TASK INSTRUCTIONS: Would you please transcribe the records below exactly, leaving out the pictures?
/---
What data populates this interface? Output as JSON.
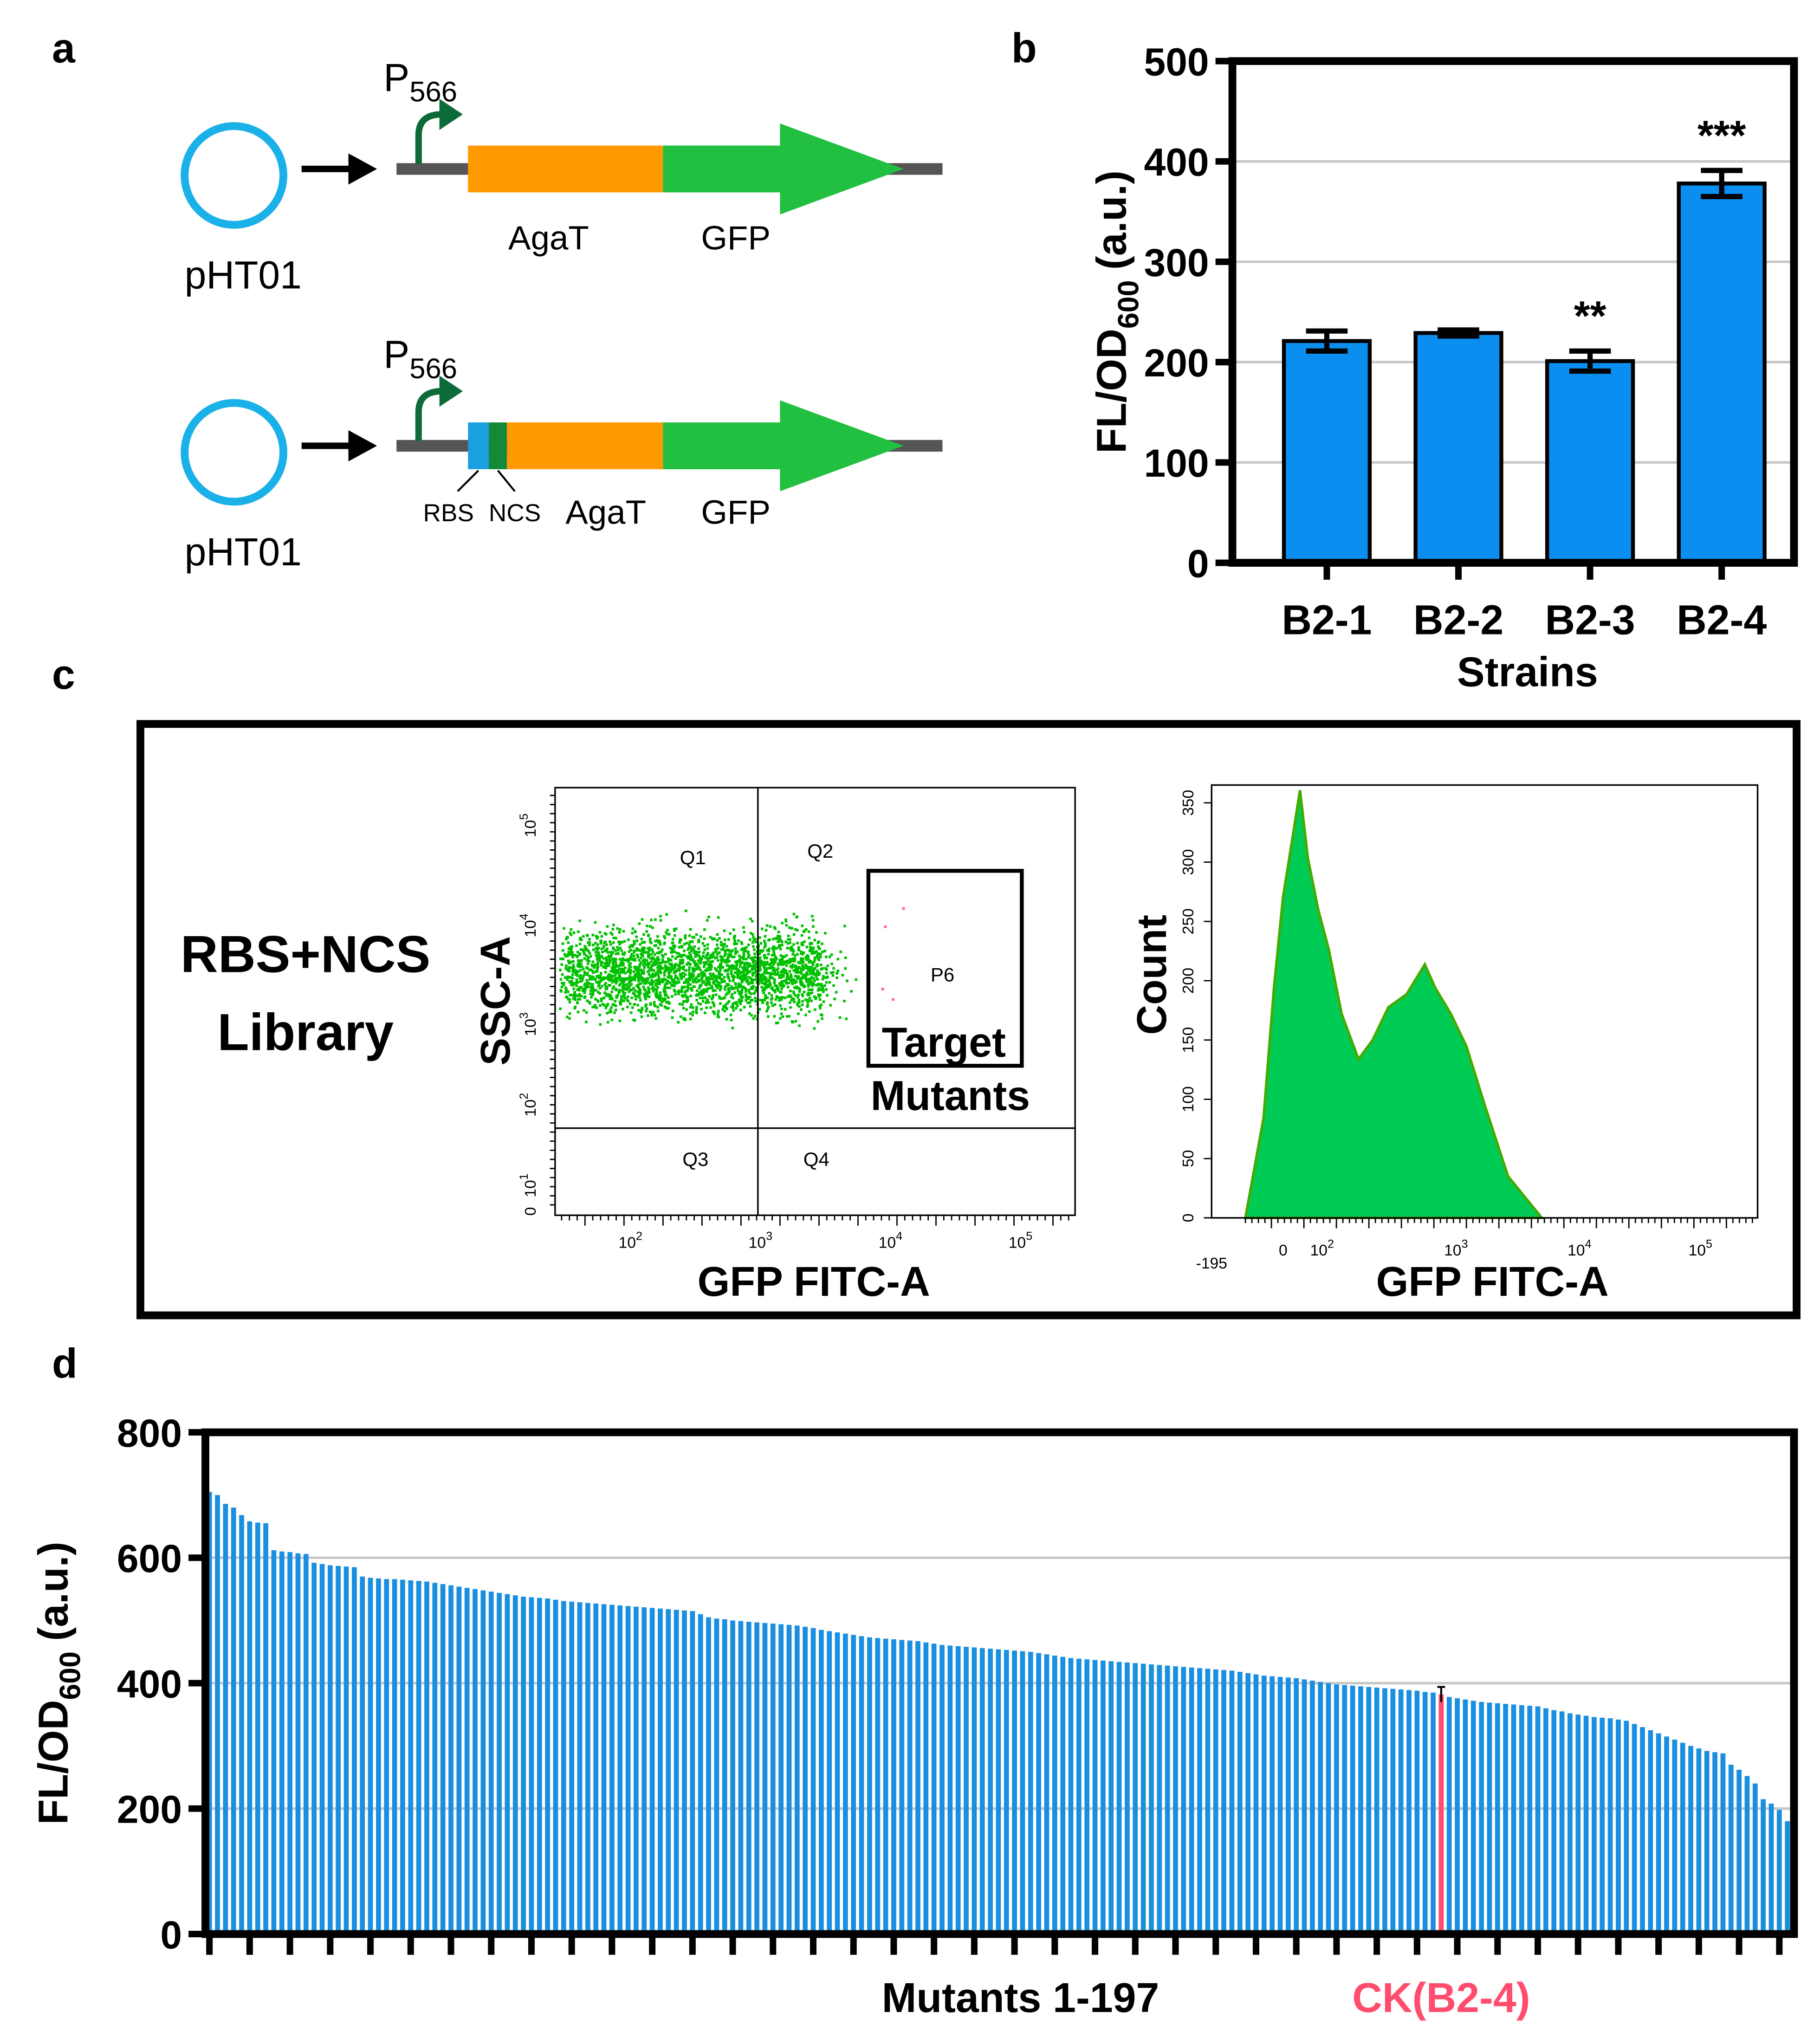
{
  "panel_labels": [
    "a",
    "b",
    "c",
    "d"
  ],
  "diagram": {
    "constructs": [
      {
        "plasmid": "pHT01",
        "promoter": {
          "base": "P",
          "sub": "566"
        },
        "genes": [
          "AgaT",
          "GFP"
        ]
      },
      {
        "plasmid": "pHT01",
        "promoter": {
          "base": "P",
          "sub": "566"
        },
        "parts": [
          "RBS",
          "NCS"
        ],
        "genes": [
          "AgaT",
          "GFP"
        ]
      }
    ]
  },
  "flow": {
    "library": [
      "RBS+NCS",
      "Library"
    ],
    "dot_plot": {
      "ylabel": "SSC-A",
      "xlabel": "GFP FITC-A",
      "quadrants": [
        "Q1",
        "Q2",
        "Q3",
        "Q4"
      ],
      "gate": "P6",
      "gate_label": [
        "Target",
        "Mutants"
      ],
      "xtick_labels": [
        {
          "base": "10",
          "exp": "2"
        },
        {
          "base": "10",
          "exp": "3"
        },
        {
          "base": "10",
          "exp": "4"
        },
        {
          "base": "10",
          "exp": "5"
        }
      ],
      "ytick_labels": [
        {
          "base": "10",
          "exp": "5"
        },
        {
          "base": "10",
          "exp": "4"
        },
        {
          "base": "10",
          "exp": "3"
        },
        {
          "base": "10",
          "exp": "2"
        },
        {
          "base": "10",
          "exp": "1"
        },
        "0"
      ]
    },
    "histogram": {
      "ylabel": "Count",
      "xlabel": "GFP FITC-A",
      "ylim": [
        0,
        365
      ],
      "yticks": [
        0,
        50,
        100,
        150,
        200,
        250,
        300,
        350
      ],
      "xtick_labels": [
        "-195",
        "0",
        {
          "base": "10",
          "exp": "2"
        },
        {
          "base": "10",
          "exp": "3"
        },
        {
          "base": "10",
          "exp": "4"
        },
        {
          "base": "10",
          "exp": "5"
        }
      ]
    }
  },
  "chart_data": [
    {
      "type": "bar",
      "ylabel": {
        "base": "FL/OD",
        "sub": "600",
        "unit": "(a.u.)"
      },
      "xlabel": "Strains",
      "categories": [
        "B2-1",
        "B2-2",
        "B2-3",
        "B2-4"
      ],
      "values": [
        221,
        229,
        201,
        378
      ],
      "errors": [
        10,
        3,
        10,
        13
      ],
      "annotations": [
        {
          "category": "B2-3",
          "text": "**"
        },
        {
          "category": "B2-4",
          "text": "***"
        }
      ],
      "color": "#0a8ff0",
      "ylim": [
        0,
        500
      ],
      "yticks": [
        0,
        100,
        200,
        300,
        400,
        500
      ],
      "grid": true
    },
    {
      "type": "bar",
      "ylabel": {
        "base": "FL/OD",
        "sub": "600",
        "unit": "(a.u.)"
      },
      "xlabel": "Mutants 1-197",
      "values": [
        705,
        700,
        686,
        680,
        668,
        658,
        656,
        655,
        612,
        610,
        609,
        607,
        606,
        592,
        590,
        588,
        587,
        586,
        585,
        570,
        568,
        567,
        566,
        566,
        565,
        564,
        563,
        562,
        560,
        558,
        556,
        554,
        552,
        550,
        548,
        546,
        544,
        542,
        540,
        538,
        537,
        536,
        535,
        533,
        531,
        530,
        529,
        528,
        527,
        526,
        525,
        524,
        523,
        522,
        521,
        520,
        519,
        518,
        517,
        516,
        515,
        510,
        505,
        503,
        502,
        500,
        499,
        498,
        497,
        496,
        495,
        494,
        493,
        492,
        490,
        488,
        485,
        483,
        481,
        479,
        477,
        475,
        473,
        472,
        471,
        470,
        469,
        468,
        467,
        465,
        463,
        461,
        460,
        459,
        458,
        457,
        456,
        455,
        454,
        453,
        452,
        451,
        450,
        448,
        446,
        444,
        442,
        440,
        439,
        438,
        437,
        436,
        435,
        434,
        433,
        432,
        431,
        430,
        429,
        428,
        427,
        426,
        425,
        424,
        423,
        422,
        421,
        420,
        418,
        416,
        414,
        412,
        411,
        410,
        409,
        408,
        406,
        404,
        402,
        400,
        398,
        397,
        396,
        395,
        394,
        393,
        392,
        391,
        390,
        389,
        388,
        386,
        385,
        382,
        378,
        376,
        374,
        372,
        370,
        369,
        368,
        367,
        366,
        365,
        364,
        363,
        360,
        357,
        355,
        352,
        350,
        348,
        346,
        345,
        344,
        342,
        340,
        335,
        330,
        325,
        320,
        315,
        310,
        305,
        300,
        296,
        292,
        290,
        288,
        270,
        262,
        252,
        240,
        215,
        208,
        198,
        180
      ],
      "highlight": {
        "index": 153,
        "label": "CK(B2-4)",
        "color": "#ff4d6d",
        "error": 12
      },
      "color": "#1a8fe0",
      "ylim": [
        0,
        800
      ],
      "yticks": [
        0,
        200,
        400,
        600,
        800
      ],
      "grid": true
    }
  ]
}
\---
RESPONSE:
What data populates this interface? Output as JSON.
{
  "panel_labels": [
    "a",
    "b",
    "c",
    "d"
  ],
  "diagram": {
    "constructs": [
      {
        "plasmid": "pHT01",
        "promoter": {
          "base": "P",
          "sub": "566"
        },
        "genes": [
          "AgaT",
          "GFP"
        ]
      },
      {
        "plasmid": "pHT01",
        "promoter": {
          "base": "P",
          "sub": "566"
        },
        "parts": [
          "RBS",
          "NCS"
        ],
        "genes": [
          "AgaT",
          "GFP"
        ]
      }
    ]
  },
  "flow": {
    "library": [
      "RBS+NCS",
      "Library"
    ],
    "dot_plot": {
      "ylabel": "SSC-A",
      "xlabel": "GFP FITC-A",
      "quadrants": [
        "Q1",
        "Q2",
        "Q3",
        "Q4"
      ],
      "gate": "P6",
      "gate_label": [
        "Target",
        "Mutants"
      ],
      "xtick_labels": [
        {
          "base": "10",
          "exp": "2"
        },
        {
          "base": "10",
          "exp": "3"
        },
        {
          "base": "10",
          "exp": "4"
        },
        {
          "base": "10",
          "exp": "5"
        }
      ],
      "ytick_labels": [
        {
          "base": "10",
          "exp": "5"
        },
        {
          "base": "10",
          "exp": "4"
        },
        {
          "base": "10",
          "exp": "3"
        },
        {
          "base": "10",
          "exp": "2"
        },
        {
          "base": "10",
          "exp": "1"
        },
        "0"
      ]
    },
    "histogram": {
      "ylabel": "Count",
      "xlabel": "GFP FITC-A",
      "ylim": [
        0,
        365
      ],
      "yticks": [
        0,
        50,
        100,
        150,
        200,
        250,
        300,
        350
      ],
      "xtick_labels": [
        "-195",
        "0",
        {
          "base": "10",
          "exp": "2"
        },
        {
          "base": "10",
          "exp": "3"
        },
        {
          "base": "10",
          "exp": "4"
        },
        {
          "base": "10",
          "exp": "5"
        }
      ]
    }
  },
  "chart_data": [
    {
      "type": "bar",
      "ylabel": {
        "base": "FL/OD",
        "sub": "600",
        "unit": "(a.u.)"
      },
      "xlabel": "Strains",
      "categories": [
        "B2-1",
        "B2-2",
        "B2-3",
        "B2-4"
      ],
      "values": [
        221,
        229,
        201,
        378
      ],
      "errors": [
        10,
        3,
        10,
        13
      ],
      "annotations": [
        {
          "category": "B2-3",
          "text": "**"
        },
        {
          "category": "B2-4",
          "text": "***"
        }
      ],
      "color": "#0a8ff0",
      "ylim": [
        0,
        500
      ],
      "yticks": [
        0,
        100,
        200,
        300,
        400,
        500
      ],
      "grid": true
    },
    {
      "type": "bar",
      "ylabel": {
        "base": "FL/OD",
        "sub": "600",
        "unit": "(a.u.)"
      },
      "xlabel": "Mutants 1-197",
      "values": [
        705,
        700,
        686,
        680,
        668,
        658,
        656,
        655,
        612,
        610,
        609,
        607,
        606,
        592,
        590,
        588,
        587,
        586,
        585,
        570,
        568,
        567,
        566,
        566,
        565,
        564,
        563,
        562,
        560,
        558,
        556,
        554,
        552,
        550,
        548,
        546,
        544,
        542,
        540,
        538,
        537,
        536,
        535,
        533,
        531,
        530,
        529,
        528,
        527,
        526,
        525,
        524,
        523,
        522,
        521,
        520,
        519,
        518,
        517,
        516,
        515,
        510,
        505,
        503,
        502,
        500,
        499,
        498,
        497,
        496,
        495,
        494,
        493,
        492,
        490,
        488,
        485,
        483,
        481,
        479,
        477,
        475,
        473,
        472,
        471,
        470,
        469,
        468,
        467,
        465,
        463,
        461,
        460,
        459,
        458,
        457,
        456,
        455,
        454,
        453,
        452,
        451,
        450,
        448,
        446,
        444,
        442,
        440,
        439,
        438,
        437,
        436,
        435,
        434,
        433,
        432,
        431,
        430,
        429,
        428,
        427,
        426,
        425,
        424,
        423,
        422,
        421,
        420,
        418,
        416,
        414,
        412,
        411,
        410,
        409,
        408,
        406,
        404,
        402,
        400,
        398,
        397,
        396,
        395,
        394,
        393,
        392,
        391,
        390,
        389,
        388,
        386,
        385,
        382,
        378,
        376,
        374,
        372,
        370,
        369,
        368,
        367,
        366,
        365,
        364,
        363,
        360,
        357,
        355,
        352,
        350,
        348,
        346,
        345,
        344,
        342,
        340,
        335,
        330,
        325,
        320,
        315,
        310,
        305,
        300,
        296,
        292,
        290,
        288,
        270,
        262,
        252,
        240,
        215,
        208,
        198,
        180
      ],
      "highlight": {
        "index": 153,
        "label": "CK(B2-4)",
        "color": "#ff4d6d",
        "error": 12
      },
      "color": "#1a8fe0",
      "ylim": [
        0,
        800
      ],
      "yticks": [
        0,
        200,
        400,
        600,
        800
      ],
      "grid": true
    }
  ]
}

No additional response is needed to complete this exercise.